### EXERCISE DETAILS
Lift out each line of the data that holds "Embryology".

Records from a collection
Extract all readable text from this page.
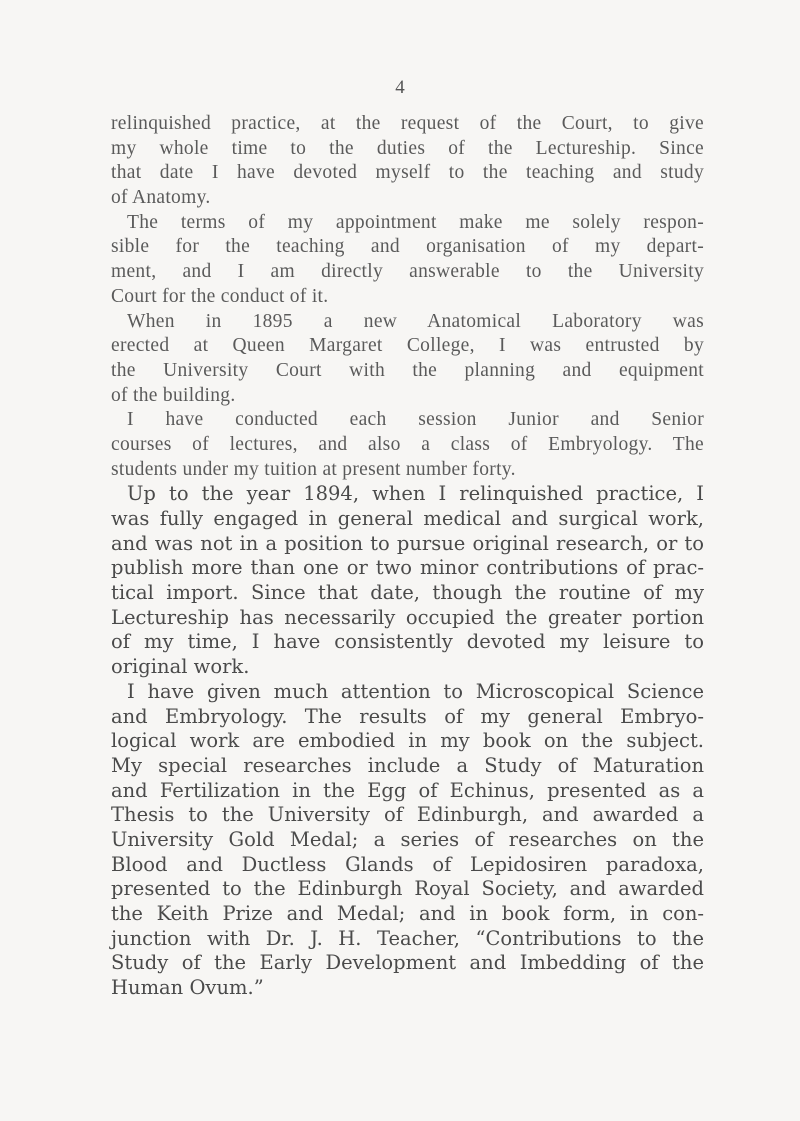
4
relinquished practice, at the request of the Court, to give
my whole time to the duties of the Lectureship. Since
that date I have devoted myself to the teaching and study
of Anatomy.
The terms of my appointment make me solely respon-
sible for the teaching and organisation of my depart-
ment, and I am directly answerable to the University
Court for the conduct of it.
When in 1895 a new Anatomical Laboratory was
erected at Queen Margaret College, I was entrusted by
the University Court with the planning and equipment
of the building.
I have conducted each session Junior and Senior
courses of lectures, and also a class of Embryology. The
students under my tuition at present number forty.
Up to the year 1894, when I relinquished practice, I
was fully engaged in general medical and surgical work,
and was not in a position to pursue original research, or to
publish more than one or two minor contributions of prac-
tical import. Since that date, though the routine of my
Lectureship has necessarily occupied the greater portion
of my time, I have consistently devoted my leisure to
original work.
I have given much attention to Microscopical Science
and Embryology. The results of my general Embryo-
logical work are embodied in my book on the subject.
My special researches include a Study of Maturation
and Fertilization in the Egg of Echinus, presented as a
Thesis to the University of Edinburgh, and awarded a
University Gold Medal; a series of researches on the
Blood and Ductless Glands of Lepidosiren paradoxa,
presented to the Edinburgh Royal Society, and awarded
the Keith Prize and Medal; and in book form, in con-
junction with Dr. J. H. Teacher, “Contributions to the
Study of the Early Development and Imbedding of the
Human Ovum.”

### SOLUTION FOR THIS EXERCISE
courses of lectures, and also a class of Embryology. The
and Embryology. The results of my general Embryo-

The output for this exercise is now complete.